Pick out all lines in the listing holding the string "text" and copy them.

■ ■ ■

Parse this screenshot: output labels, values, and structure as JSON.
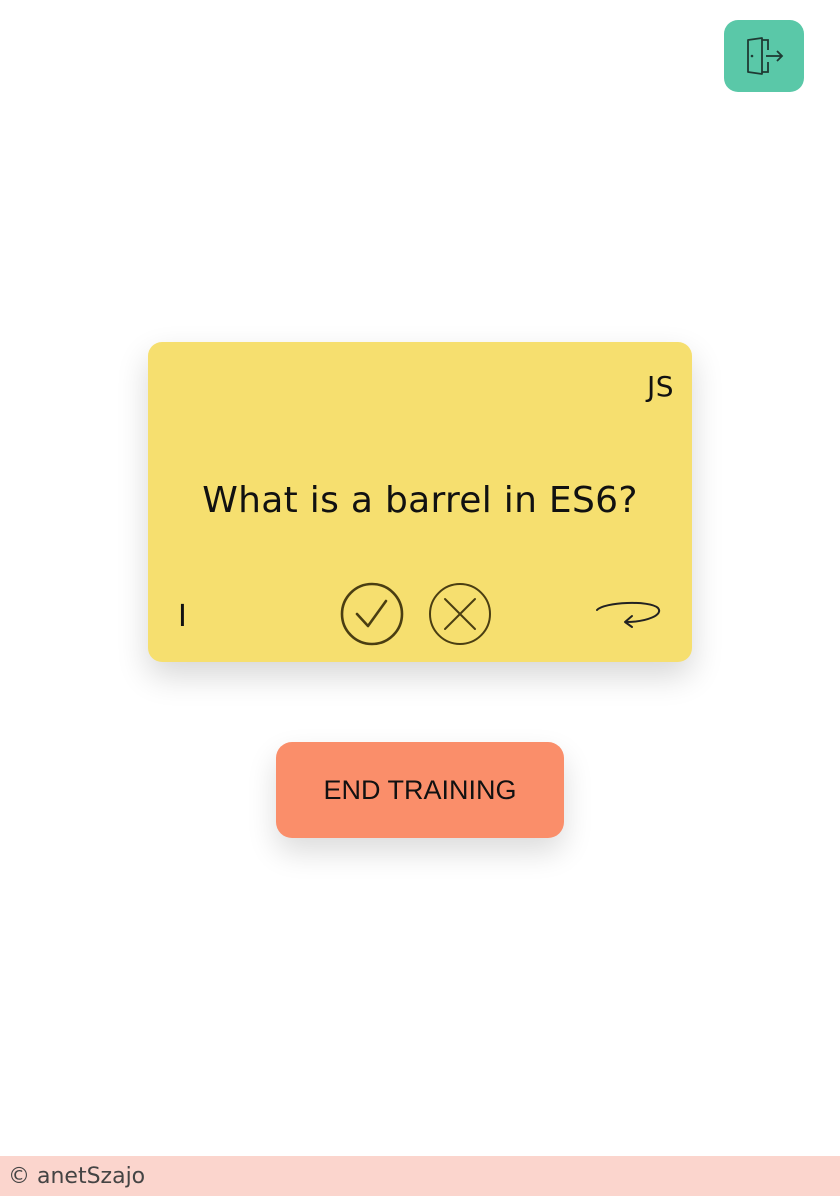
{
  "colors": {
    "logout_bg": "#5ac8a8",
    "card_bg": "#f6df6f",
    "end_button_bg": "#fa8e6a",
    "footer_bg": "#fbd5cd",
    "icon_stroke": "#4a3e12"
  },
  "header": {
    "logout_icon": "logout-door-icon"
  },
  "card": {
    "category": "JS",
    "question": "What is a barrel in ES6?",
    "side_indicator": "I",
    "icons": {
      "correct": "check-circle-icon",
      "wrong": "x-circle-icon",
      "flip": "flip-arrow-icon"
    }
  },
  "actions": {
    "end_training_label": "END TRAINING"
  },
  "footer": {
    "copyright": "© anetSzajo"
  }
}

■ ■ ■

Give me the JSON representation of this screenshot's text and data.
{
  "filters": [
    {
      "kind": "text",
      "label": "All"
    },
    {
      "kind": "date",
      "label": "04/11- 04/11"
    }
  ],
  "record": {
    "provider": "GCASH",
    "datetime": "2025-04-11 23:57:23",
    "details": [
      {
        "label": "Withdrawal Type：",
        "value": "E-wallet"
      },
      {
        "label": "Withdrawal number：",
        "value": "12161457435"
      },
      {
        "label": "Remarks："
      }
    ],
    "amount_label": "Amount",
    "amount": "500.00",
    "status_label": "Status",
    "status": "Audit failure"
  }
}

■ ■ ■

Expected output –
Give me the JSON representation of this screenshot's text and data.
      "kind": "text",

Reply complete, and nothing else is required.